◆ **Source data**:
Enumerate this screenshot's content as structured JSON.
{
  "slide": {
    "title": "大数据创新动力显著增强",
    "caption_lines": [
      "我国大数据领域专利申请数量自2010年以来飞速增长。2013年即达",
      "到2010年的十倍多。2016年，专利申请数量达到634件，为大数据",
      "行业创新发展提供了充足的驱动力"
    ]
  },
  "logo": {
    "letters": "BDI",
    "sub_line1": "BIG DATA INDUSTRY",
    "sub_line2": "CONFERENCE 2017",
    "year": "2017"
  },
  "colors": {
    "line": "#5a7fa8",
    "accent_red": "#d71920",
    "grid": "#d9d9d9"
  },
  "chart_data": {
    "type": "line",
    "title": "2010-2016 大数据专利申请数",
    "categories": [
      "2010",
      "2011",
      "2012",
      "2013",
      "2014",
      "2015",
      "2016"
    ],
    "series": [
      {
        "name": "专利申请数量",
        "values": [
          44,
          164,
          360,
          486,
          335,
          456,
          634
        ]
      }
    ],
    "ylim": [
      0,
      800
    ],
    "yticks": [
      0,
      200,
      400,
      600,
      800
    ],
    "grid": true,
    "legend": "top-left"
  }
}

◆ **Aim of the exercise**:
Set down each entry again, unchanged.

◆ **Response to the task**:
Enumerate this screenshot's content as structured JSON.
{
  "slide": {
    "title": "大数据创新动力显著增强",
    "caption_lines": [
      "我国大数据领域专利申请数量自2010年以来飞速增长。2013年即达",
      "到2010年的十倍多。2016年，专利申请数量达到634件，为大数据",
      "行业创新发展提供了充足的驱动力"
    ]
  },
  "logo": {
    "letters": "BDI",
    "sub_line1": "BIG DATA INDUSTRY",
    "sub_line2": "CONFERENCE 2017",
    "year": "2017"
  },
  "colors": {
    "line": "#5a7fa8",
    "accent_red": "#d71920",
    "grid": "#d9d9d9"
  },
  "chart_data": {
    "type": "line",
    "title": "2010-2016 大数据专利申请数",
    "categories": [
      "2010",
      "2011",
      "2012",
      "2013",
      "2014",
      "2015",
      "2016"
    ],
    "series": [
      {
        "name": "专利申请数量",
        "values": [
          44,
          164,
          360,
          486,
          335,
          456,
          634
        ]
      }
    ],
    "ylim": [
      0,
      800
    ],
    "yticks": [
      0,
      200,
      400,
      600,
      800
    ],
    "grid": true,
    "legend": "top-left"
  }
}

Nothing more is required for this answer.